**INPUT DATA:**
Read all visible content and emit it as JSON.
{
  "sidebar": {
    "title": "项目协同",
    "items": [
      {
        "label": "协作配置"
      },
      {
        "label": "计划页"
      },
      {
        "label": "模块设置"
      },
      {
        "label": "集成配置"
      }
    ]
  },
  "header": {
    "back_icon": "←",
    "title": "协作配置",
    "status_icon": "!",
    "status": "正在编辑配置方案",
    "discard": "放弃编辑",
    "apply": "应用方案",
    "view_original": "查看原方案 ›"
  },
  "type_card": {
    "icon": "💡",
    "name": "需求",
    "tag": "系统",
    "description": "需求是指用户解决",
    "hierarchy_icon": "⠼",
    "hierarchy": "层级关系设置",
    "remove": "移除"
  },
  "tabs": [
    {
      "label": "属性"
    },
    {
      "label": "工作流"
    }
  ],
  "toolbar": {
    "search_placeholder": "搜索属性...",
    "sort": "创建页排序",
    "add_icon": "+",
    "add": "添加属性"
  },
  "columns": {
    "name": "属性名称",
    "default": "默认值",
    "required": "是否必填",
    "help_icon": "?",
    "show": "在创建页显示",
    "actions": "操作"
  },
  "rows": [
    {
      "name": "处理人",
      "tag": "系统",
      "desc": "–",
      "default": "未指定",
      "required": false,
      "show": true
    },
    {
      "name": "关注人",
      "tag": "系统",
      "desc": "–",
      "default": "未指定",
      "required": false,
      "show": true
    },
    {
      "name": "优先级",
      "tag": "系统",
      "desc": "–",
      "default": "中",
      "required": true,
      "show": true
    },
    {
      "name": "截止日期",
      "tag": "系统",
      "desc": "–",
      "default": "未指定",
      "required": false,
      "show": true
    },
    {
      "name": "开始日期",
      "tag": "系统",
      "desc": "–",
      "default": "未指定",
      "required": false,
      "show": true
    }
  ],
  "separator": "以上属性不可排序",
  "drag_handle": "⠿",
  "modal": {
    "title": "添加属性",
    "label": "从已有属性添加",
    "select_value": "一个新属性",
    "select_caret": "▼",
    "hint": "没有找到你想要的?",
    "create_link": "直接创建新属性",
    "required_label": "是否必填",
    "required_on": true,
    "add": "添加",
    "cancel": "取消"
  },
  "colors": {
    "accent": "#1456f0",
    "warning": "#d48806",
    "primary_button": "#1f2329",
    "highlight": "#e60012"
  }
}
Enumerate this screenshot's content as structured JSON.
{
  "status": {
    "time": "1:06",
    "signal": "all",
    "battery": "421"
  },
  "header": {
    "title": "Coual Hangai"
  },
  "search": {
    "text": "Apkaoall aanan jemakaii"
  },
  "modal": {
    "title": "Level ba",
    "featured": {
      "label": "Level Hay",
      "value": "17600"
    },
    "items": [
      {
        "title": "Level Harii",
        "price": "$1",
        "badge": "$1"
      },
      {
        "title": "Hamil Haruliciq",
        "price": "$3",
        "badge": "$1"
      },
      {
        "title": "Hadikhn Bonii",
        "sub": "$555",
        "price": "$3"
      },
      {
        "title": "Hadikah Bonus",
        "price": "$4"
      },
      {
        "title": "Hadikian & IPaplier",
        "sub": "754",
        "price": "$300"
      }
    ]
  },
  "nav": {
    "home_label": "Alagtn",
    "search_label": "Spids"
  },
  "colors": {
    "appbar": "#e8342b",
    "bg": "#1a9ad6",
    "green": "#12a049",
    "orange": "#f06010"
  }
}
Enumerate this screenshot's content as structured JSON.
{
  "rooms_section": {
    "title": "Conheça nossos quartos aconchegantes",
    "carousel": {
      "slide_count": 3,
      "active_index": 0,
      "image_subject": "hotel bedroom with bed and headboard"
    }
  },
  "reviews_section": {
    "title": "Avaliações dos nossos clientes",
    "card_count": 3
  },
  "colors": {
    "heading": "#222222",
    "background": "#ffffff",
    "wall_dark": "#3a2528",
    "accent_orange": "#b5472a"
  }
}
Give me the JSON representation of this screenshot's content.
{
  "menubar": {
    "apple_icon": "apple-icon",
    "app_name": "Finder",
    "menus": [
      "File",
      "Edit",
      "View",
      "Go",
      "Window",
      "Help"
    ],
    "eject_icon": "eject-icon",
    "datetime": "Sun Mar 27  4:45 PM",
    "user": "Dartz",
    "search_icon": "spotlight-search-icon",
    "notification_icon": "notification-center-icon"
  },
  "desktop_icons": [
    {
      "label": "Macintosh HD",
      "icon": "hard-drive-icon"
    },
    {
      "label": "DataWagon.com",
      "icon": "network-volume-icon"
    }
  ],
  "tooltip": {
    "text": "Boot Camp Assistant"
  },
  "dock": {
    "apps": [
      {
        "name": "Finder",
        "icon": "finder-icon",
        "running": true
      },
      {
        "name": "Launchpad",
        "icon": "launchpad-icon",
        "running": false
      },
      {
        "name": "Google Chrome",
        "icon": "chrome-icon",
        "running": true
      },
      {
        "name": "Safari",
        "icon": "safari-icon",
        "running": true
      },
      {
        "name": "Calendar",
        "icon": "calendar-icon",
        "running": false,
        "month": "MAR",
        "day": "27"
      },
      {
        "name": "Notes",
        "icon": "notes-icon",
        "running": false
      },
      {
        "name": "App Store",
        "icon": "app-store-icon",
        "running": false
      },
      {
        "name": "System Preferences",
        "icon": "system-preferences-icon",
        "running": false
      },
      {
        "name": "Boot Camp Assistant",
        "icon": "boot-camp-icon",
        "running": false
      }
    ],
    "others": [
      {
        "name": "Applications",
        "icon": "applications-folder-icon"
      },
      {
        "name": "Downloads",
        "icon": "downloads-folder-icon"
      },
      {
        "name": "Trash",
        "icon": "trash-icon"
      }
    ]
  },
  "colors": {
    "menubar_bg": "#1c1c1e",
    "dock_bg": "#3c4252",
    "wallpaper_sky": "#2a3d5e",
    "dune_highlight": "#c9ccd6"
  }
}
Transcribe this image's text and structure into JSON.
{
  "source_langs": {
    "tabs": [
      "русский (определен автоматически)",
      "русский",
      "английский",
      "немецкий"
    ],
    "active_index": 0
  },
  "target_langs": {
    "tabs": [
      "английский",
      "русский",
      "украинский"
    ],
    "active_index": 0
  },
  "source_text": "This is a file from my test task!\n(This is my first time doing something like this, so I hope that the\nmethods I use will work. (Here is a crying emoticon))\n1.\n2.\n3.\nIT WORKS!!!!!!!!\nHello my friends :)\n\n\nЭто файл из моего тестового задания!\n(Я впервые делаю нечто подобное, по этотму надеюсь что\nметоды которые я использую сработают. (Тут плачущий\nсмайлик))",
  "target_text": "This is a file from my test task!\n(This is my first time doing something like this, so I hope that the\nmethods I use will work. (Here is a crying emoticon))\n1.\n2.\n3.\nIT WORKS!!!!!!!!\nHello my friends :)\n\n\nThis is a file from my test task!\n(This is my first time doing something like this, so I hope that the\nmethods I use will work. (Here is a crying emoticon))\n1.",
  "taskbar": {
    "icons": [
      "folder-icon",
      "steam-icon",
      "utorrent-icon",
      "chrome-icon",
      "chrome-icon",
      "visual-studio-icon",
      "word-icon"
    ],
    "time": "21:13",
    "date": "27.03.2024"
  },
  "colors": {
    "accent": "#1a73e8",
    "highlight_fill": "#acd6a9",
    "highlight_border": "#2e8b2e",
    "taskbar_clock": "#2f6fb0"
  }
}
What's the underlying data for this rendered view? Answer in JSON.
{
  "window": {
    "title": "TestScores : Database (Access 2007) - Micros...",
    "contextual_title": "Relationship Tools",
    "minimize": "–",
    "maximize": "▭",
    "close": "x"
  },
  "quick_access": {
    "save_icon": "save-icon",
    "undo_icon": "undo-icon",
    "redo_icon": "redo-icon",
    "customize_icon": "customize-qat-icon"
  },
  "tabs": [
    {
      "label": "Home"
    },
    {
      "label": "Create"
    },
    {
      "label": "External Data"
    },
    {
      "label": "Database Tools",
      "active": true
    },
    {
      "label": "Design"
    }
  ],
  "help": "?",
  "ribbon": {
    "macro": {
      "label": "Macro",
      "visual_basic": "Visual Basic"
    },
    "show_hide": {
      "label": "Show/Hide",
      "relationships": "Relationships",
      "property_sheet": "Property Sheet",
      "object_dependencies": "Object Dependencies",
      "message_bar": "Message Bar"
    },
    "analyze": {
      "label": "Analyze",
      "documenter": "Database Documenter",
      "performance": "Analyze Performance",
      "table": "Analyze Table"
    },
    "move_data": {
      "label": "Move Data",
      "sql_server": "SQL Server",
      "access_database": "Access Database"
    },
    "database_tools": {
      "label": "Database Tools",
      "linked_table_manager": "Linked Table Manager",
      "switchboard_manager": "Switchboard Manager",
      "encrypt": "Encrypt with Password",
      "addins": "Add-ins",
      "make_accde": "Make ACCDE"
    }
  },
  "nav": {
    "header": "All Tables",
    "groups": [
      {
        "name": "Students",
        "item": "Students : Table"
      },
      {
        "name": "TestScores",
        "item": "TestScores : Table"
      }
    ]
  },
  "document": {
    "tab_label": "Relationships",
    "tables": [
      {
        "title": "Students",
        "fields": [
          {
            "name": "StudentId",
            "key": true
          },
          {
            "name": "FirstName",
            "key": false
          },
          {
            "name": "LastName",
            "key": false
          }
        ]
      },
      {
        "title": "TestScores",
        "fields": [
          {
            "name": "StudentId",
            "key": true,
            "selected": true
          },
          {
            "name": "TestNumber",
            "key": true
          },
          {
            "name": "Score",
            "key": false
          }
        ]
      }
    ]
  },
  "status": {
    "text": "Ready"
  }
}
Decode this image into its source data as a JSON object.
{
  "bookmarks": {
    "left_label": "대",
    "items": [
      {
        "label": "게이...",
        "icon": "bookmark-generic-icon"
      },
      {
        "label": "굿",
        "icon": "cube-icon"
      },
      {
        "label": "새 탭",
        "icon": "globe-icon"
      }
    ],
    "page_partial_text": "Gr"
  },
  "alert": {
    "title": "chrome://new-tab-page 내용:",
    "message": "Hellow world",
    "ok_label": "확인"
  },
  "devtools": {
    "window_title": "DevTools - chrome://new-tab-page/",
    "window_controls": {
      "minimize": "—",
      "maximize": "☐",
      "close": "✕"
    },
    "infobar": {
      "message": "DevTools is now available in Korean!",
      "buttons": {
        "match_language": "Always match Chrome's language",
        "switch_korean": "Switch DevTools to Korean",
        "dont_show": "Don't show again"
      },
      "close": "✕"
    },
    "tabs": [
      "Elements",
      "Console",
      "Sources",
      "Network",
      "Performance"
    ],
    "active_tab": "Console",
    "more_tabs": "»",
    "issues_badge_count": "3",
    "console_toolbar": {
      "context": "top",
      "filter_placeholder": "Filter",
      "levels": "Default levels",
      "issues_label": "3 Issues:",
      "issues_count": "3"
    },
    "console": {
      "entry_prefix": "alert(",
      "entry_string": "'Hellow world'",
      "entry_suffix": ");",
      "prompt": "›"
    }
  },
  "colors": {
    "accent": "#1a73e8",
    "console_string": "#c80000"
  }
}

**EXERCISE PROMPT:**
Above are the records. Copy every line in them holding "price".

**OUTPUT FOR THIS EXERCISE:**
        "price": "$1",
        "price": "$3",
        "price": "$3"
        "price": "$4"
        "price": "$300"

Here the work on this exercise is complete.